[Source records]
——

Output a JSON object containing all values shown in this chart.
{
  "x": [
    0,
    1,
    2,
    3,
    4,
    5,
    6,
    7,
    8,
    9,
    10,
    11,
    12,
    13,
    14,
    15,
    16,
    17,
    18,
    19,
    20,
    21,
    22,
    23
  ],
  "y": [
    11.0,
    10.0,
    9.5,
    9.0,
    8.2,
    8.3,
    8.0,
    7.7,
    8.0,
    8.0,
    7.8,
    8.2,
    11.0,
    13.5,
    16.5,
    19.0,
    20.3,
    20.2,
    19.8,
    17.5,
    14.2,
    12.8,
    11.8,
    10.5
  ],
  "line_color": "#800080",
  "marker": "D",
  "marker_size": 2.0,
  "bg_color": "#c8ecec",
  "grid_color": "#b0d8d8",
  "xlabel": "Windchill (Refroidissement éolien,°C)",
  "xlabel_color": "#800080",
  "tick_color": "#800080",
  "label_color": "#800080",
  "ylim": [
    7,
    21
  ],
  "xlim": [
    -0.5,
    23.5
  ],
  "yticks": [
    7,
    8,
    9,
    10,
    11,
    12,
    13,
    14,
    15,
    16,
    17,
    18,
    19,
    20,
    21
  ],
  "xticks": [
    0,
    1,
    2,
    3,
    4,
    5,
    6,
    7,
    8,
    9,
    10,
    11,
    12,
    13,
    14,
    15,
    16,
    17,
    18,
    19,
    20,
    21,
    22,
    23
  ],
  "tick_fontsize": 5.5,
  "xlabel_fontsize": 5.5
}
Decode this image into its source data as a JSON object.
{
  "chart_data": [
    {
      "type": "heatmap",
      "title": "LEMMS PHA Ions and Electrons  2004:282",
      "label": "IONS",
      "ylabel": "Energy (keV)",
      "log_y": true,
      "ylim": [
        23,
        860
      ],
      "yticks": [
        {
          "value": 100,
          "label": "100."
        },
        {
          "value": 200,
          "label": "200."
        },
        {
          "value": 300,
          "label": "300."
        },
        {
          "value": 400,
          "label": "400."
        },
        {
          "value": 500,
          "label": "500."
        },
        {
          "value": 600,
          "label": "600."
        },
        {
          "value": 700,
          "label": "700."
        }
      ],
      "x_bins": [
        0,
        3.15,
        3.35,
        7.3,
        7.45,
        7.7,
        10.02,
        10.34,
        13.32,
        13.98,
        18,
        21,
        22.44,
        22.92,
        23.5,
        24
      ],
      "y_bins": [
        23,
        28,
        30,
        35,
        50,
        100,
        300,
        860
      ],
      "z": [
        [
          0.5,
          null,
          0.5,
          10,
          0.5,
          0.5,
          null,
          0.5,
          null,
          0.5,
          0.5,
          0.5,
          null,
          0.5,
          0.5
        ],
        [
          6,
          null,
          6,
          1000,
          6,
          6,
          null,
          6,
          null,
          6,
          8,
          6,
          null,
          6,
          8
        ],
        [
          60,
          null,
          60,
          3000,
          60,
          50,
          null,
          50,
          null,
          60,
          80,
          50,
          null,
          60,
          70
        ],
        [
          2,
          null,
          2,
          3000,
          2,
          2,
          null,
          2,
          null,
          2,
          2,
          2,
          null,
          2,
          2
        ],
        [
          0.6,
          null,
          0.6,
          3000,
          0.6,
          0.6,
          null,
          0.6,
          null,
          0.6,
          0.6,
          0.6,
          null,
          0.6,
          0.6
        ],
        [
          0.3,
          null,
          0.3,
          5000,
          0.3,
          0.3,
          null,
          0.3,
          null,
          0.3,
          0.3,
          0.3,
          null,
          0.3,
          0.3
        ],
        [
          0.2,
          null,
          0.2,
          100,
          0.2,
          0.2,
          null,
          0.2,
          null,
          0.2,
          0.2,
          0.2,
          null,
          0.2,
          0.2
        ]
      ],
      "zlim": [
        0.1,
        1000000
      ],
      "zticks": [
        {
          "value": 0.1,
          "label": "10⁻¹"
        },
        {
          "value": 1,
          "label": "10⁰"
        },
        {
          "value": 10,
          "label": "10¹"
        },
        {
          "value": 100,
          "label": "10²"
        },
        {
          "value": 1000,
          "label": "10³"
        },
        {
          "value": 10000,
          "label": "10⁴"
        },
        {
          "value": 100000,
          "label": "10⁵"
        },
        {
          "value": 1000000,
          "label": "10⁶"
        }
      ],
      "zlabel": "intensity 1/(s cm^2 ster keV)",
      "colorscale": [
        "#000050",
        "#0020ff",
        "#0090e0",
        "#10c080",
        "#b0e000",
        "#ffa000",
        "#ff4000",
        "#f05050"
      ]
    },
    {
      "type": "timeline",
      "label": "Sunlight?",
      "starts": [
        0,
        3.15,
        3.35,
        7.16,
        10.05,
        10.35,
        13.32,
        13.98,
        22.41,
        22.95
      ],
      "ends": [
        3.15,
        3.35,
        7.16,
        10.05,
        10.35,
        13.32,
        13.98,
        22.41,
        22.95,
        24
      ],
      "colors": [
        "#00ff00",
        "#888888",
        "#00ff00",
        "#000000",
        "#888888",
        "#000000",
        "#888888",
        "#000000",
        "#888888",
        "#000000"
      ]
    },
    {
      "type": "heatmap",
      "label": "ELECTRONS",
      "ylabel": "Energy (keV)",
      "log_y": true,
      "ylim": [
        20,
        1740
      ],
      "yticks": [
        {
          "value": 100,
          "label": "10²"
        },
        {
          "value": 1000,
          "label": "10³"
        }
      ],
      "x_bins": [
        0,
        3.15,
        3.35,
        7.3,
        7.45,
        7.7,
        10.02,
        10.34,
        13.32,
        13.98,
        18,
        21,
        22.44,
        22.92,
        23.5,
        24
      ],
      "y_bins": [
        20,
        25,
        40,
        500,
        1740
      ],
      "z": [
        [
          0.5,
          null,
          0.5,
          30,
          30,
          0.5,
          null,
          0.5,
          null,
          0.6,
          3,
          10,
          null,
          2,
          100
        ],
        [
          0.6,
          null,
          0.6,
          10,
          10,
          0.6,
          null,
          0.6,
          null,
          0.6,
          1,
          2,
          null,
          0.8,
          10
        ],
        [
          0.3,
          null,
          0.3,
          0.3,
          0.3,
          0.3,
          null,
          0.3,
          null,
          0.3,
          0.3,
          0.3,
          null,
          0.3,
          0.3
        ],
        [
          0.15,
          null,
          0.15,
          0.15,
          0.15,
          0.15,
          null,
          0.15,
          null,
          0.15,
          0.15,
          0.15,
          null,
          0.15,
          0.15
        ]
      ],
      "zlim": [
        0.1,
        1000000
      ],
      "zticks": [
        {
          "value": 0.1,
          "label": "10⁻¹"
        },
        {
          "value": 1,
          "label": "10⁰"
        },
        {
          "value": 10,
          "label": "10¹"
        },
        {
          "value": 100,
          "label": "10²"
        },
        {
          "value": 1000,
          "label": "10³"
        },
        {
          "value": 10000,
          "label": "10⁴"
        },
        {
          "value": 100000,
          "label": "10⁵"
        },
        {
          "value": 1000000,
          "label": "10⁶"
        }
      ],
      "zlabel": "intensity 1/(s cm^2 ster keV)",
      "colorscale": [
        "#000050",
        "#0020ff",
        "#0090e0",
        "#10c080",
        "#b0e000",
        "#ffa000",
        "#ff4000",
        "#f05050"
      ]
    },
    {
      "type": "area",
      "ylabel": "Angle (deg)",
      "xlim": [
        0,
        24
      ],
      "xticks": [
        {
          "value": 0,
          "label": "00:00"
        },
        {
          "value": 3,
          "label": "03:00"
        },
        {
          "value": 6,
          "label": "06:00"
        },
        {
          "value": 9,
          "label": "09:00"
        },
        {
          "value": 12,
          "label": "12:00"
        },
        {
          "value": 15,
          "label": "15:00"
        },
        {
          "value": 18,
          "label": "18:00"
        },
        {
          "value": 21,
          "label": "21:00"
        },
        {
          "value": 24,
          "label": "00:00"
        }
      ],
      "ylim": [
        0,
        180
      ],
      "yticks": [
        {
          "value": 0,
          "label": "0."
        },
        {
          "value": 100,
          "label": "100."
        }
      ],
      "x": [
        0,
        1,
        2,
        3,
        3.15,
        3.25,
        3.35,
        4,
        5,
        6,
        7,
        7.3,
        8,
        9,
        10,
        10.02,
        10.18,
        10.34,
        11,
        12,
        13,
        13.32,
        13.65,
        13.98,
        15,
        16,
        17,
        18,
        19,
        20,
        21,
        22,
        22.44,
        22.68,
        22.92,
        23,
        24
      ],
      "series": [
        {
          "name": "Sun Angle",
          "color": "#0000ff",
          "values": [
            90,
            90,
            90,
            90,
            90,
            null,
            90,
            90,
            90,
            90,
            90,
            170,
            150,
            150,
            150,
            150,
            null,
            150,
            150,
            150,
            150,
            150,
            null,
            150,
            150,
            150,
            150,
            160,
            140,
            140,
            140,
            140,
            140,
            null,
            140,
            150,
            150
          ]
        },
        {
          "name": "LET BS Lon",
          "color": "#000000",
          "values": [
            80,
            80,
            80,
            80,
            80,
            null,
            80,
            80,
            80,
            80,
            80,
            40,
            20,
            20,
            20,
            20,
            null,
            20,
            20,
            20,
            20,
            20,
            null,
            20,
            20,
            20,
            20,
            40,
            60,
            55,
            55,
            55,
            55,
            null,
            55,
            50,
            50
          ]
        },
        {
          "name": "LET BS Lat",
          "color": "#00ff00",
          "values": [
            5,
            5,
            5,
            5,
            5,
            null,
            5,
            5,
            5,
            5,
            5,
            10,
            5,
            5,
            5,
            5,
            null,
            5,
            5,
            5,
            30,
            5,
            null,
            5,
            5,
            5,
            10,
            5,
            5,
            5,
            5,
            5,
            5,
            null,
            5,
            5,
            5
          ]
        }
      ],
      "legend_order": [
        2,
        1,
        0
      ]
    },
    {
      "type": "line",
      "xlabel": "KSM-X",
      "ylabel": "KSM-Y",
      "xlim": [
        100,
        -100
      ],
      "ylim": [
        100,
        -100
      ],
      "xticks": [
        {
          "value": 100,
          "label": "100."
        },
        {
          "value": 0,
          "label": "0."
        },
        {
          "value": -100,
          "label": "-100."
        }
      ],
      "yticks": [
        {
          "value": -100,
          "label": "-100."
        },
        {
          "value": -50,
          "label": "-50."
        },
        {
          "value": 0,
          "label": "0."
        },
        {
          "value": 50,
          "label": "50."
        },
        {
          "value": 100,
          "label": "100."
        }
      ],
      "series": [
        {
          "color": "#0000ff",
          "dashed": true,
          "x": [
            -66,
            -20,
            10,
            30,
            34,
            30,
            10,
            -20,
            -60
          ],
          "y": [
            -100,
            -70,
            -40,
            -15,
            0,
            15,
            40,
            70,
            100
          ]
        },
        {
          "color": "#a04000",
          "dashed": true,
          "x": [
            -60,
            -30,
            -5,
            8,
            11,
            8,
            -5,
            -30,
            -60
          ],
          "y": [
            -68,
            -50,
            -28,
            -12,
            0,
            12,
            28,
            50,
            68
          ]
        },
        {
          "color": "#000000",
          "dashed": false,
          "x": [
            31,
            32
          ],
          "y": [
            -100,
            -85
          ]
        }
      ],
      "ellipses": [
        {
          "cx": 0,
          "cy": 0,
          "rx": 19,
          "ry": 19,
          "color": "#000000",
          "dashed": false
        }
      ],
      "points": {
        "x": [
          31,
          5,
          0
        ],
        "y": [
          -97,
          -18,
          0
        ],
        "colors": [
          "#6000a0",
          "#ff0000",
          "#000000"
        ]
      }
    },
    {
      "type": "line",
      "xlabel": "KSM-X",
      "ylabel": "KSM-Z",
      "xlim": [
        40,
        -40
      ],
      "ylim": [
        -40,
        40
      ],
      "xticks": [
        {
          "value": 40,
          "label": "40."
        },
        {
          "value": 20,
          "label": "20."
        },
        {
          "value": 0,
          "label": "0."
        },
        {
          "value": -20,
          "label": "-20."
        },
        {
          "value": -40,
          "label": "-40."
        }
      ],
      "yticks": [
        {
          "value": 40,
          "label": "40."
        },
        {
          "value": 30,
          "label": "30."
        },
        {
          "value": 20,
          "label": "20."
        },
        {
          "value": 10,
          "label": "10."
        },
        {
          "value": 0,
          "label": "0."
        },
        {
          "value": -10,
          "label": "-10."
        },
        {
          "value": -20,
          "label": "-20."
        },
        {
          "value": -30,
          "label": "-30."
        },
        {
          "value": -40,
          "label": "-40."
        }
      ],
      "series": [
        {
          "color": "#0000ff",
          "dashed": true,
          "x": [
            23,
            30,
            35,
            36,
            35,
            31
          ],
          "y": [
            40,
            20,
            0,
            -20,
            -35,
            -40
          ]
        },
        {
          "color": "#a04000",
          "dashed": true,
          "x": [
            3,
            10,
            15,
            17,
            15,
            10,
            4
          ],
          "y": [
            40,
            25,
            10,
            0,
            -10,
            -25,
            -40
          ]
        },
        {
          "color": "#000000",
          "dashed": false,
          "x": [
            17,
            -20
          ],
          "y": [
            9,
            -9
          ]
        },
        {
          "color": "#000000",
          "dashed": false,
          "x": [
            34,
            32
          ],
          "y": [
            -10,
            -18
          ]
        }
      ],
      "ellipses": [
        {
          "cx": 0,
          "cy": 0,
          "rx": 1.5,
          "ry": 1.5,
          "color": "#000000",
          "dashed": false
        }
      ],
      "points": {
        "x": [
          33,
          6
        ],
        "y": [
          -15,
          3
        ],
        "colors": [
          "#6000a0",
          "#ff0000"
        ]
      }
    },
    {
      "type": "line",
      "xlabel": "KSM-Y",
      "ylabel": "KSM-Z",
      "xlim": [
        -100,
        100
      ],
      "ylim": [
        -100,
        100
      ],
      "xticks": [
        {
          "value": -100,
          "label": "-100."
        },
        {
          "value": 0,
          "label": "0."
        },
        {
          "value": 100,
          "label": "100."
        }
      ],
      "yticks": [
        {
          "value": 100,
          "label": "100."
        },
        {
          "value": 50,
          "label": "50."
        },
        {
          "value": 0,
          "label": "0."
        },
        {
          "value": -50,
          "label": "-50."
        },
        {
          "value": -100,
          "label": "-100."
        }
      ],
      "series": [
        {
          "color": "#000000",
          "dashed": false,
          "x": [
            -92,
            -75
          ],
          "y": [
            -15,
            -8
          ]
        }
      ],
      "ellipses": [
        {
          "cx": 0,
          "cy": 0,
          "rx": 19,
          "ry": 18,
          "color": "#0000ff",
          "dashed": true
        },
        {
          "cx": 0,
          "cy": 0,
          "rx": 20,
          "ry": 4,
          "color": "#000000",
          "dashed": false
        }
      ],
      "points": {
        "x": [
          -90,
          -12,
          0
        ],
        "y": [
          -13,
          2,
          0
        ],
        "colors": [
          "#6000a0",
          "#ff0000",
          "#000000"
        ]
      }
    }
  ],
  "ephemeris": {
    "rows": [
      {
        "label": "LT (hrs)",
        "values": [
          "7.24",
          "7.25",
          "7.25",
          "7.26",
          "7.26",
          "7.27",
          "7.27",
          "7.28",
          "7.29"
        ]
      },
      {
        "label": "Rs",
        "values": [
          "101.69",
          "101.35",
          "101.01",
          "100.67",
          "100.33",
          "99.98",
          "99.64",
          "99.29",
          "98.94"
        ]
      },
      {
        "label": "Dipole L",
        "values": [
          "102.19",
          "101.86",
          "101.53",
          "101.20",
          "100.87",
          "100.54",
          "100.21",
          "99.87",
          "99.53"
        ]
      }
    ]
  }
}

——

# Instructions to follow
Show every line in the entries where the string "this" occurs.

# Reply to the task
Output a JSON object containing all values shown in this chart.
Decode this image into its source data as a JSON object.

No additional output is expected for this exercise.